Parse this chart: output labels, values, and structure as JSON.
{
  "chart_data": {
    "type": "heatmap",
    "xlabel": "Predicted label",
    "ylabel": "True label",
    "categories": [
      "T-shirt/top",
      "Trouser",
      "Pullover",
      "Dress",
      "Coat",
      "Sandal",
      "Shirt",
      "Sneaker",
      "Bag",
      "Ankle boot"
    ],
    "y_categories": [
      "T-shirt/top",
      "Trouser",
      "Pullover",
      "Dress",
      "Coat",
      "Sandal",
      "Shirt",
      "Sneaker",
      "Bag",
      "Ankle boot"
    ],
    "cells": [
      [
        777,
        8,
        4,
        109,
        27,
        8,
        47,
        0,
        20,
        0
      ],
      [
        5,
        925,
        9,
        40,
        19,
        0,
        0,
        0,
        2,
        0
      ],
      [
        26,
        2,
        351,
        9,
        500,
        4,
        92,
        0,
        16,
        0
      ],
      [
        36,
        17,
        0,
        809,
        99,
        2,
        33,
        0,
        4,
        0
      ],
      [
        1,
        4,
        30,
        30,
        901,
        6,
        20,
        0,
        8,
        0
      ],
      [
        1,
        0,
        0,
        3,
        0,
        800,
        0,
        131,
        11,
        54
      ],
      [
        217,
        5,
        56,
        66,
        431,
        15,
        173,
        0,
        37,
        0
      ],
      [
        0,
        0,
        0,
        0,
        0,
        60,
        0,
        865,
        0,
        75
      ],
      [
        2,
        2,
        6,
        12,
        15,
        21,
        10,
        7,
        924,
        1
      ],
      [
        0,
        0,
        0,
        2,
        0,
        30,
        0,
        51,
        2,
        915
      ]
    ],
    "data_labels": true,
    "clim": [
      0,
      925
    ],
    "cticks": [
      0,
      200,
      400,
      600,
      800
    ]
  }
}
= = = =
WRITTEN INSTRUCTION -
Faithfully transcribe the whole of the data.

ANSWER TO THE EXERCISE -
Parse this chart: output labels, values, and structure as JSON.
{
  "chart_data": {
    "type": "heatmap",
    "xlabel": "Predicted label",
    "ylabel": "True label",
    "categories": [
      "T-shirt/top",
      "Trouser",
      "Pullover",
      "Dress",
      "Coat",
      "Sandal",
      "Shirt",
      "Sneaker",
      "Bag",
      "Ankle boot"
    ],
    "y_categories": [
      "T-shirt/top",
      "Trouser",
      "Pullover",
      "Dress",
      "Coat",
      "Sandal",
      "Shirt",
      "Sneaker",
      "Bag",
      "Ankle boot"
    ],
    "cells": [
      [
        777,
        8,
        4,
        109,
        27,
        8,
        47,
        0,
        20,
        0
      ],
      [
        5,
        925,
        9,
        40,
        19,
        0,
        0,
        0,
        2,
        0
      ],
      [
        26,
        2,
        351,
        9,
        500,
        4,
        92,
        0,
        16,
        0
      ],
      [
        36,
        17,
        0,
        809,
        99,
        2,
        33,
        0,
        4,
        0
      ],
      [
        1,
        4,
        30,
        30,
        901,
        6,
        20,
        0,
        8,
        0
      ],
      [
        1,
        0,
        0,
        3,
        0,
        800,
        0,
        131,
        11,
        54
      ],
      [
        217,
        5,
        56,
        66,
        431,
        15,
        173,
        0,
        37,
        0
      ],
      [
        0,
        0,
        0,
        0,
        0,
        60,
        0,
        865,
        0,
        75
      ],
      [
        2,
        2,
        6,
        12,
        15,
        21,
        10,
        7,
        924,
        1
      ],
      [
        0,
        0,
        0,
        2,
        0,
        30,
        0,
        51,
        2,
        915
      ]
    ],
    "data_labels": true,
    "clim": [
      0,
      925
    ],
    "cticks": [
      0,
      200,
      400,
      600,
      800
    ]
  }
}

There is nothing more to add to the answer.